## Required work
Find each line with the word "редакции" and say how many there are, nothing else.

[Data listing]

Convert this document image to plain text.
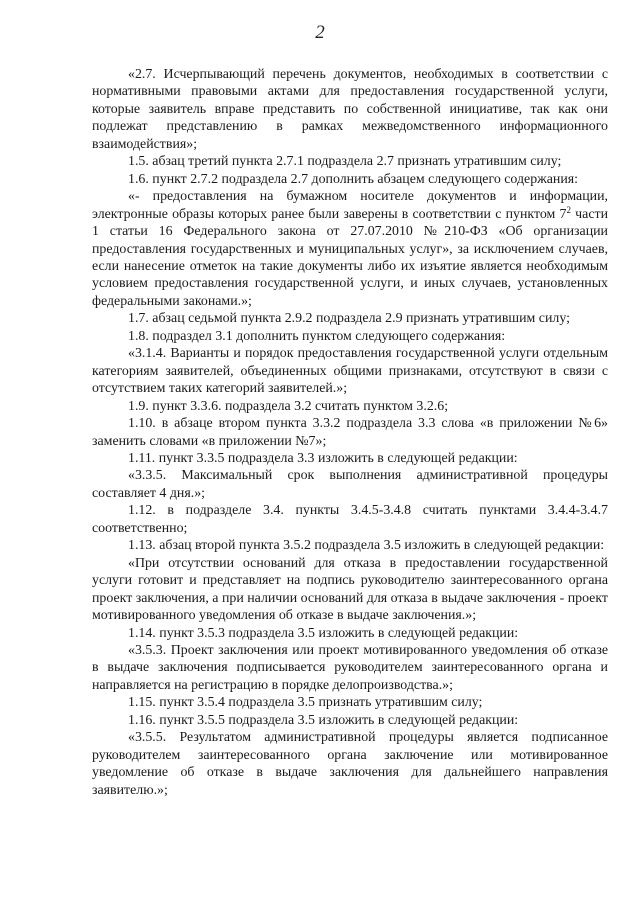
2

«2.7. Исчерпывающий перечень документов, необходимых в соответствии с нормативными правовыми актами для предоставления государственной услуги, которые заявитель вправе представить по собственной инициативе, так как они подлежат представлению в рамках межведомственного информационного взаимодействия»;

1.5. абзац третий пункта 2.7.1 подраздела 2.7 признать утратившим силу;

1.6. пункт 2.7.2 подраздела 2.7 дополнить абзацем следующего содержания:

«- предоставления на бумажном носителе документов и информации, электронные образы которых ранее были заверены в соответствии с пунктом $7^2$ части 1 статьи 16 Федерального закона от 27.07.2010 №210-ФЗ «Об организации предоставления государственных и муниципальных услуг», за исключением случаев, если нанесение отметок на такие документы либо их изъятие является необходимым условием предоставления государственной услуги, и иных случаев, установленных федеральными законами.»;

1.7. абзац седьмой пункта 2.9.2 подраздела 2.9 признать утратившим силу;

1.8. подраздел 3.1 дополнить пунктом следующего содержания:

«3.1.4. Варианты и порядок предоставления государственной услуги отдельным категориям заявителей, объединенных общими признаками, отсутствуют в связи с отсутствием таких категорий заявителей.»;

1.9. пункт 3.3.6. подраздела 3.2 считать пунктом 3.2.6;

1.10. в абзаце втором пункта 3.3.2 подраздела 3.3 слова «в приложении №6» заменить словами «в приложении №7»;

1.11. пункт 3.3.5 подраздела 3.3 изложить в следующей редакции:

«3.3.5. Максимальный срок выполнения административной процедуры составляет 4 дня.»;

1.12. в подразделе 3.4. пункты 3.4.5-3.4.8 считать пунктами 3.4.4-3.4.7 соответственно;

1.13. абзац второй пункта 3.5.2 подраздела 3.5 изложить в следующей редакции:

«При отсутствии оснований для отказа в предоставлении государственной услуги готовит и представляет на подпись руководителю заинтересованного органа проект заключения, а при наличии оснований для отказа в выдаче заключения - проект мотивированного уведомления об отказе в выдаче заключения.»;

1.14. пункт 3.5.3 подраздела 3.5 изложить в следующей редакции:

«3.5.3. Проект заключения или проект мотивированного уведомления об отказе в выдаче заключения подписывается руководителем заинтересованного органа и направляется на регистрацию в порядке делопроизводства.»;

1.15. пункт 3.5.4 подраздела 3.5 признать утратившим силу;

1.16. пункт 3.5.5 подраздела 3.5 изложить в следующей редакции:

«3.5.5. Результатом административной процедуры является подписанное руководителем заинтересованного органа заключение или мотивированное уведомление об отказе в выдаче заключения для дальнейшего направления заявителю.»;
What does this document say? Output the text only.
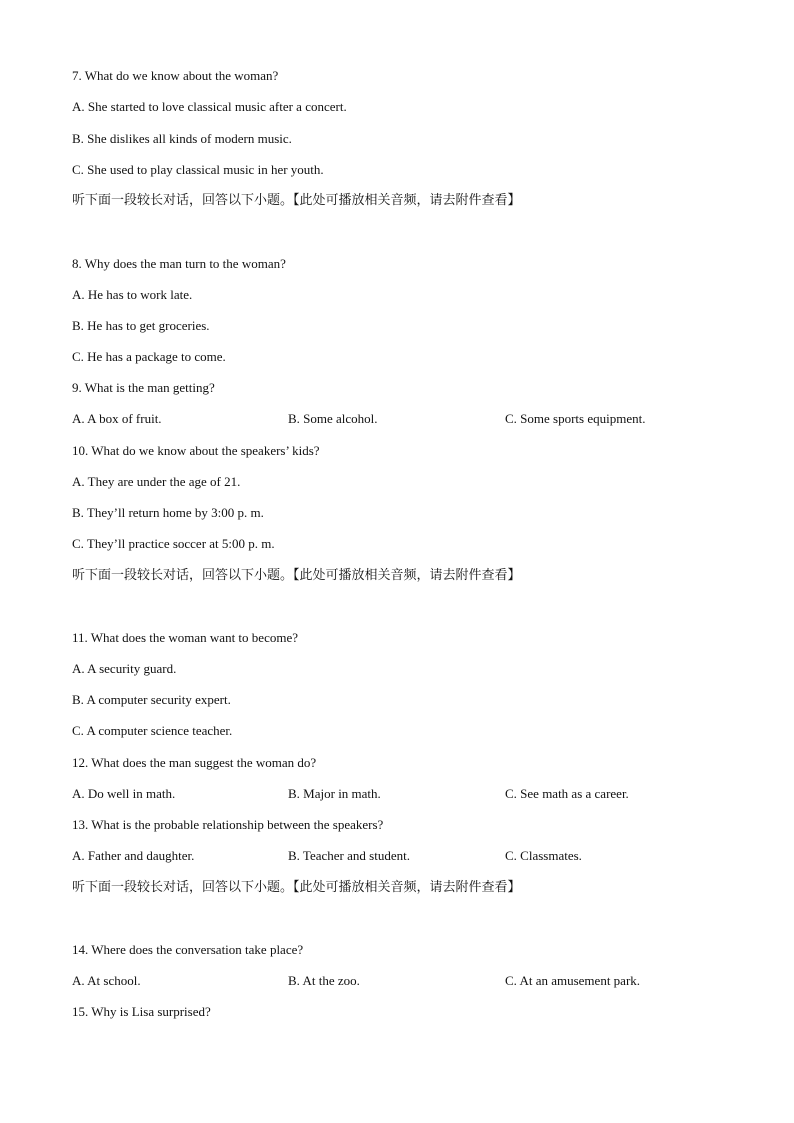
7. What do we know about the woman?
A. She started to love classical music after a concert.
B. She dislikes all kinds of modern music.
C. She used to play classical music in her youth.
听下面一段较长对话，回答以下小题。【此处可播放相关音频，请去附件查看】
8. Why does the man turn to the woman?
A. He has to work late.
B. He has to get groceries.
C. He has a package to come.
9. What is the man getting?
A. A box of fruit.	B. Some alcohol.	C. Some sports equipment.
10. What do we know about the speakers’ kids?
A. They are under the age of 21.
B. They’ll return home by 3:00 p. m.
C. They’ll practice soccer at 5:00 p. m.
听下面一段较长对话，回答以下小题。【此处可播放相关音频，请去附件查看】
11. What does the woman want to become?
A. A security guard.
B. A computer security expert.
C. A computer science teacher.
12. What does the man suggest the woman do?
A. Do well in math.	B. Major in math.	C. See math as a career.
13. What is the probable relationship between the speakers?
A. Father and daughter.	B. Teacher and student.	C. Classmates.
听下面一段较长对话，回答以下小题。【此处可播放相关音频，请去附件查看】
14. Where does the conversation take place?
A. At school.	B. At the zoo.	C. At an amusement park.
15. Why is Lisa surprised?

## Result for this task
4